◆ **WHAT THE TASK REQUIRES**: Select every line holding the word "traditions" and copy it.

** begin **

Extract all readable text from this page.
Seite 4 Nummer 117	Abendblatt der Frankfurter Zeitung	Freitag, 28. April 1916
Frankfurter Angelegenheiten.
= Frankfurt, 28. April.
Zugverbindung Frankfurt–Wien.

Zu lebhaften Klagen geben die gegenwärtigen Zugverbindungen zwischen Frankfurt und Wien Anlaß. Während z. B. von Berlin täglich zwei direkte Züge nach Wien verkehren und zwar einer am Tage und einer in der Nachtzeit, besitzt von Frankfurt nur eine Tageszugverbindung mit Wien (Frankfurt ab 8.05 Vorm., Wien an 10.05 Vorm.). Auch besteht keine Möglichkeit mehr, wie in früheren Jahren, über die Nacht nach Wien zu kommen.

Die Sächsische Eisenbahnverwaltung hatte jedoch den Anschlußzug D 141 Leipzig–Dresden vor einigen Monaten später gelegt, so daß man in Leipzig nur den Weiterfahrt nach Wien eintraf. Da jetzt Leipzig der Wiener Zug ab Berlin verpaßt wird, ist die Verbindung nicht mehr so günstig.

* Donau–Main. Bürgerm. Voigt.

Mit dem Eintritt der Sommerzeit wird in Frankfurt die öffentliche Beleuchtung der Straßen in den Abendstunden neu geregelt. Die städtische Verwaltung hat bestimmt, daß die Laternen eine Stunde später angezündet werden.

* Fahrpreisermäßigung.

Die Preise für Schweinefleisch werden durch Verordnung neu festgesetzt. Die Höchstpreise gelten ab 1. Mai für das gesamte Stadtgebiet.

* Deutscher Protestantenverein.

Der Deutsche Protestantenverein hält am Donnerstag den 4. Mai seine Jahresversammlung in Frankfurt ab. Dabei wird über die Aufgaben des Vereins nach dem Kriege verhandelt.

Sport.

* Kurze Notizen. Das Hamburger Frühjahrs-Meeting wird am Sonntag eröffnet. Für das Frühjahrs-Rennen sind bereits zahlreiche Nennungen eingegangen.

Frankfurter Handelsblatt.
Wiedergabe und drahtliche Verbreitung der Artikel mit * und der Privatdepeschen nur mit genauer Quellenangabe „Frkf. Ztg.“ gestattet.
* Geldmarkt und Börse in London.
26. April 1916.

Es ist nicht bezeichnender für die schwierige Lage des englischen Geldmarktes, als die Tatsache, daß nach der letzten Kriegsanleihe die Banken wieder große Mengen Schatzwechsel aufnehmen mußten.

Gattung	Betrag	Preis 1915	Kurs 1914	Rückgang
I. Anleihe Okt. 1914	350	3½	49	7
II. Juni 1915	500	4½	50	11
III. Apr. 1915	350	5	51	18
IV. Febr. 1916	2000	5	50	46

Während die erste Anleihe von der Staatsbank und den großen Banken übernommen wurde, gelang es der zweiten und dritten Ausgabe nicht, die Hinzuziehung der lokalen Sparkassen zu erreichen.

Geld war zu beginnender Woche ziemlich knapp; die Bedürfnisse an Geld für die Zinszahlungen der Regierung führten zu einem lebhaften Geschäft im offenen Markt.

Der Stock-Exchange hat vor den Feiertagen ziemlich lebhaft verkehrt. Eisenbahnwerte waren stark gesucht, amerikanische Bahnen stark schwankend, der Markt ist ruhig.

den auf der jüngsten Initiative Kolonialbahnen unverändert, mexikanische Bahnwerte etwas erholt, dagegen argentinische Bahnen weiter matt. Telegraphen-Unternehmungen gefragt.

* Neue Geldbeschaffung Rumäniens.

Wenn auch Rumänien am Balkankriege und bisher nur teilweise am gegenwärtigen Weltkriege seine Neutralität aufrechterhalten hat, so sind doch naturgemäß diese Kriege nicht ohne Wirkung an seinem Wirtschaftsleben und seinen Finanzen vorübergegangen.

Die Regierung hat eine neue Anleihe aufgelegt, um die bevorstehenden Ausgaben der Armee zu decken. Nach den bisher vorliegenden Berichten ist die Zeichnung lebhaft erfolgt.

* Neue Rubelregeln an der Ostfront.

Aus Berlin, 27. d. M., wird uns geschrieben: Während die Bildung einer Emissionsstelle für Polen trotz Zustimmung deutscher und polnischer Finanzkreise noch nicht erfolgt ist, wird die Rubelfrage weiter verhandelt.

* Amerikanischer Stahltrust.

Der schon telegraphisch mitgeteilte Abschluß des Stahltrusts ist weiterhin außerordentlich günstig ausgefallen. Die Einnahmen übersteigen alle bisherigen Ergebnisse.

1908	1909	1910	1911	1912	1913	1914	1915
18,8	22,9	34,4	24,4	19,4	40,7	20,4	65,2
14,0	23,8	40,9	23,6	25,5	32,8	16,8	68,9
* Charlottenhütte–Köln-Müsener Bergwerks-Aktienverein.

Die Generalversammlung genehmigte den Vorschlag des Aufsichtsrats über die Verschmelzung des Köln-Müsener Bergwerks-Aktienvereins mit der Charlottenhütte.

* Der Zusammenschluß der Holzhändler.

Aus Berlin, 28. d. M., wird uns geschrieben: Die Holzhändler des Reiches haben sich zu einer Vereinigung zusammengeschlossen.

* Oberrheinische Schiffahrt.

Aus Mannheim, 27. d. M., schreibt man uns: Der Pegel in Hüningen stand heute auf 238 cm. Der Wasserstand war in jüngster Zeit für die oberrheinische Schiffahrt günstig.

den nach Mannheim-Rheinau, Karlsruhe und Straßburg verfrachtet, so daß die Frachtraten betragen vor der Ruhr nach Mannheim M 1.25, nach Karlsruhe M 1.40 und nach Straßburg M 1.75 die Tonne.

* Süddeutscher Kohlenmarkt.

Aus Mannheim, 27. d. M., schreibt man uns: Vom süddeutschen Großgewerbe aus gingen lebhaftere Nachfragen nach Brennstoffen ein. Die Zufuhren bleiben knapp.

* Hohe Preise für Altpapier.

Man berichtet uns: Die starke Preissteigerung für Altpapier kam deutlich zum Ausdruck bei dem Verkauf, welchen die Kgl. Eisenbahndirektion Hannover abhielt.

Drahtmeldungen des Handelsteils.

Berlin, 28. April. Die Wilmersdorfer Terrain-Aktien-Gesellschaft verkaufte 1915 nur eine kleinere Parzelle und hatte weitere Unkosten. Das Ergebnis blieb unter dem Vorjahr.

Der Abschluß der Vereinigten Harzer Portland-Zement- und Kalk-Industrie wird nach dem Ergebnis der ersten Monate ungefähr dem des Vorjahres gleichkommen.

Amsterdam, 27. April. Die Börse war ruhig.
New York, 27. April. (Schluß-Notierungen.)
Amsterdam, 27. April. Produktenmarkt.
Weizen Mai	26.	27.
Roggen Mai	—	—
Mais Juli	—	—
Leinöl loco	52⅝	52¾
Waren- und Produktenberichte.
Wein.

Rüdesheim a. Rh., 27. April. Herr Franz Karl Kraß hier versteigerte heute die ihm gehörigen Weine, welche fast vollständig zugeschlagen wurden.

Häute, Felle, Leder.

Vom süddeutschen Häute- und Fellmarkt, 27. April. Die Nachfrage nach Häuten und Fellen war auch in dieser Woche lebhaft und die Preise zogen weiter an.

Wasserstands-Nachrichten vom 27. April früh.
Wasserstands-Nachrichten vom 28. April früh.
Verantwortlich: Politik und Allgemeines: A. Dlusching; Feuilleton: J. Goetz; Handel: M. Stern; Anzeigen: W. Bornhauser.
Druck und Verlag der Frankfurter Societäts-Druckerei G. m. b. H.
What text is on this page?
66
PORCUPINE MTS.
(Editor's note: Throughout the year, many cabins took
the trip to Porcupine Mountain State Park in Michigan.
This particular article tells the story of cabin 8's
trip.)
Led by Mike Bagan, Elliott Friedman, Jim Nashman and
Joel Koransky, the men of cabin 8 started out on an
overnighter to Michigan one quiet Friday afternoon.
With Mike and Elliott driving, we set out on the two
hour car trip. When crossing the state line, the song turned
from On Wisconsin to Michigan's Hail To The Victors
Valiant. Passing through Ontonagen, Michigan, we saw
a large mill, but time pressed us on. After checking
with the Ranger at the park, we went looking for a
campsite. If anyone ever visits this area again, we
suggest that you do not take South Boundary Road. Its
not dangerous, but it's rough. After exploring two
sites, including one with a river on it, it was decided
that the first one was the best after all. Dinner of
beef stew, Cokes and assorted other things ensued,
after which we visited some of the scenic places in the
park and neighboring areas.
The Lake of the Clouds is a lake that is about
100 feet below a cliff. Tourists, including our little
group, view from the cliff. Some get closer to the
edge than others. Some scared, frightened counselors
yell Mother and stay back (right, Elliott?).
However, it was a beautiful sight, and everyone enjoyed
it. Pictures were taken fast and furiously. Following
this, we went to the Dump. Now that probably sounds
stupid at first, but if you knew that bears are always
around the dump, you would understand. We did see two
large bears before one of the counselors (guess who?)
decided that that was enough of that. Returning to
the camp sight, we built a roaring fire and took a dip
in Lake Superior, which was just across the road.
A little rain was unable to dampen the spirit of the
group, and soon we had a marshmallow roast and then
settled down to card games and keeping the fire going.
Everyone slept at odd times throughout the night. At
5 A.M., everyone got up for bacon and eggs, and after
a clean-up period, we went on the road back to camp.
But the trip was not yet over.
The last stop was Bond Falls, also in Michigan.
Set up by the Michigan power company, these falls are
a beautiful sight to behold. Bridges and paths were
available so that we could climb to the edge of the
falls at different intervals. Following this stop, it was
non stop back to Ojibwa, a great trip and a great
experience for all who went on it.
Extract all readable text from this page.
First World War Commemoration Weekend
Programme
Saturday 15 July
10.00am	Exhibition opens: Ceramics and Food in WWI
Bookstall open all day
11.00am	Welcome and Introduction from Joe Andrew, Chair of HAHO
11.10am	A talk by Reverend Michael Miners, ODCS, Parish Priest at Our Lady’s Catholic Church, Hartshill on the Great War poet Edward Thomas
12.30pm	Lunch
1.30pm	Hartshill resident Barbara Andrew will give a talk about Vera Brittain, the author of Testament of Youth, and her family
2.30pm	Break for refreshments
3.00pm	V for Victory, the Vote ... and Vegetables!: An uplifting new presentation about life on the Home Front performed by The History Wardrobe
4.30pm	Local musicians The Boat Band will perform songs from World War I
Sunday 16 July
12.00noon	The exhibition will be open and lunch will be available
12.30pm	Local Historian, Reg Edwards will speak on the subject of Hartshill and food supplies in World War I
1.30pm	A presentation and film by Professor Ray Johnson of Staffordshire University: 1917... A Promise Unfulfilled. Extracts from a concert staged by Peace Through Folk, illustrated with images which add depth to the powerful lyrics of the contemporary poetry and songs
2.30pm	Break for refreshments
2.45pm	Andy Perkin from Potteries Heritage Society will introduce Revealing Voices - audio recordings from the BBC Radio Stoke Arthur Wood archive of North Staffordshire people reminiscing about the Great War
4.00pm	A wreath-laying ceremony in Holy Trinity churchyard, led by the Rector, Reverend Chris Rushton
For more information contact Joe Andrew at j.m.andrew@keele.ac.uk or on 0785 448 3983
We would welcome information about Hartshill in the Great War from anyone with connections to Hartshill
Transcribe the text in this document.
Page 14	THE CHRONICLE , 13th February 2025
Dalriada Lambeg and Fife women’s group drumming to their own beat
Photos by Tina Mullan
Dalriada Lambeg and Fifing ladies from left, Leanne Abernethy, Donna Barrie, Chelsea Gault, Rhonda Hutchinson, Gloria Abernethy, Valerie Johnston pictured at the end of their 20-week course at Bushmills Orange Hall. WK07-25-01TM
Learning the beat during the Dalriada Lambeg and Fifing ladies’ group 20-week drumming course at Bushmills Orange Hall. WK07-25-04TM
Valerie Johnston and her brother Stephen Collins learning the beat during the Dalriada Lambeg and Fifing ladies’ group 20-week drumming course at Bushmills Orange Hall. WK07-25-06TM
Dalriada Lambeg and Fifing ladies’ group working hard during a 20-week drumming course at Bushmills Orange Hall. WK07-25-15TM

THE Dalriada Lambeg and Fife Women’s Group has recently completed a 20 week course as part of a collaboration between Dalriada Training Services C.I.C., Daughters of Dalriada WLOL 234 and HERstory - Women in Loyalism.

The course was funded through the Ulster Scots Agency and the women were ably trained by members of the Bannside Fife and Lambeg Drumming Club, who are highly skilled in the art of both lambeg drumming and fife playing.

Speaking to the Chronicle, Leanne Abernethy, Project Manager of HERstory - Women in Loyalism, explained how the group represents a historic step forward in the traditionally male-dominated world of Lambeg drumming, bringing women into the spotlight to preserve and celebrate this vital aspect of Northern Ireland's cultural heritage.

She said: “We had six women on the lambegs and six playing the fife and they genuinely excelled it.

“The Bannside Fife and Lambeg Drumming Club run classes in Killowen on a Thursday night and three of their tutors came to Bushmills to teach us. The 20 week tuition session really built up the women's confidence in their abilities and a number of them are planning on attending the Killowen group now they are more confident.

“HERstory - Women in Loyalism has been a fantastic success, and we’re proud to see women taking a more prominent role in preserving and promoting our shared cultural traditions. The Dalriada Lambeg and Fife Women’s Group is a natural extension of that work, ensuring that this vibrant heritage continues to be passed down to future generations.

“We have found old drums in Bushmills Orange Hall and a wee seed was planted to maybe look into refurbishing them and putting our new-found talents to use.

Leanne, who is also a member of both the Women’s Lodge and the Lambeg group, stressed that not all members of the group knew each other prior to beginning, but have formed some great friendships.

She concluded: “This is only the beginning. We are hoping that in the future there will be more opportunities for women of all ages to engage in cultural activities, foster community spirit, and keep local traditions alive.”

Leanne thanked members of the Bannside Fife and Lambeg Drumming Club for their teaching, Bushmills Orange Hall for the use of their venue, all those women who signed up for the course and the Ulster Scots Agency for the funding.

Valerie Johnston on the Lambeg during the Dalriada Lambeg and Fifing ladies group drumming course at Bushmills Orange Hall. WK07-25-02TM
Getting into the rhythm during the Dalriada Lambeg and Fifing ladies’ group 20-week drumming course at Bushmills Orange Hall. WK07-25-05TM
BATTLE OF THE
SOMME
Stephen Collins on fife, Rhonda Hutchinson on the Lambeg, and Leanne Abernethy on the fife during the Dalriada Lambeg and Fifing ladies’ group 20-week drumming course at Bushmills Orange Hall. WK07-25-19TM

** end **

◆ **SOLUTION TO THIS TASK**:
“HERstory - Women in Loyalism has been a fantastic success, and we’re proud to see women taking a more prominent role in preserving and promoting our shared cultural traditions. The Dalriada Lambeg and Fife Women’s Group is a natural extension of that work, ensuring that this vibrant heritage continues to be passed down to future generations.
She concluded: “This is only the beginning. We are hoping that in the future there will be more opportunities for women of all ages to engage in cultural activities, foster community spirit, and keep local traditions alive.”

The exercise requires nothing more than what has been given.